▶ **RECORDS FOR THIS EXERCISE**:

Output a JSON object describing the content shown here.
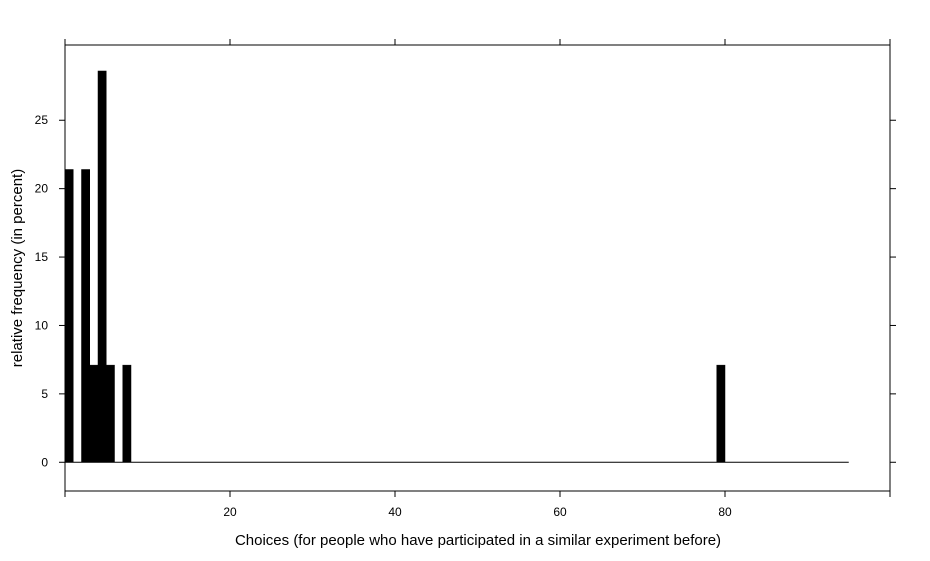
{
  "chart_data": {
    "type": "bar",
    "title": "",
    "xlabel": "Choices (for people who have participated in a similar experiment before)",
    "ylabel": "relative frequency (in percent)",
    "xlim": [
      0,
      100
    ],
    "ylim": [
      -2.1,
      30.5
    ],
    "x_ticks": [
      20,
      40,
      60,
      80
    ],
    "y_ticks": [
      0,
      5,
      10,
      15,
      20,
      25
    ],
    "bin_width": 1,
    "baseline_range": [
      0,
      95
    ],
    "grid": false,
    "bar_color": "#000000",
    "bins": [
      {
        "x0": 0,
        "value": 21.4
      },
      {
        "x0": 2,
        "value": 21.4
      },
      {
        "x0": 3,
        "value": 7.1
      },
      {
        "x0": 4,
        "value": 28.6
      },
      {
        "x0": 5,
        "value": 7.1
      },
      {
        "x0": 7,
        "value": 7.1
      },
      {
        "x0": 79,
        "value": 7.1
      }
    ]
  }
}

▶ **WHAT IS ASKED**: Set down the material above as is, without any pictures.

▶ **RESPONSE BELOW**:
Output a JSON object describing the content shown here.
{
  "chart_data": {
    "type": "bar",
    "title": "",
    "xlabel": "Choices (for people who have participated in a similar experiment before)",
    "ylabel": "relative frequency (in percent)",
    "xlim": [
      0,
      100
    ],
    "ylim": [
      -2.1,
      30.5
    ],
    "x_ticks": [
      20,
      40,
      60,
      80
    ],
    "y_ticks": [
      0,
      5,
      10,
      15,
      20,
      25
    ],
    "bin_width": 1,
    "baseline_range": [
      0,
      95
    ],
    "grid": false,
    "bar_color": "#000000",
    "bins": [
      {
        "x0": 0,
        "value": 21.4
      },
      {
        "x0": 2,
        "value": 21.4
      },
      {
        "x0": 3,
        "value": 7.1
      },
      {
        "x0": 4,
        "value": 28.6
      },
      {
        "x0": 5,
        "value": 7.1
      },
      {
        "x0": 7,
        "value": 7.1
      },
      {
        "x0": 79,
        "value": 7.1
      }
    ]
  }
}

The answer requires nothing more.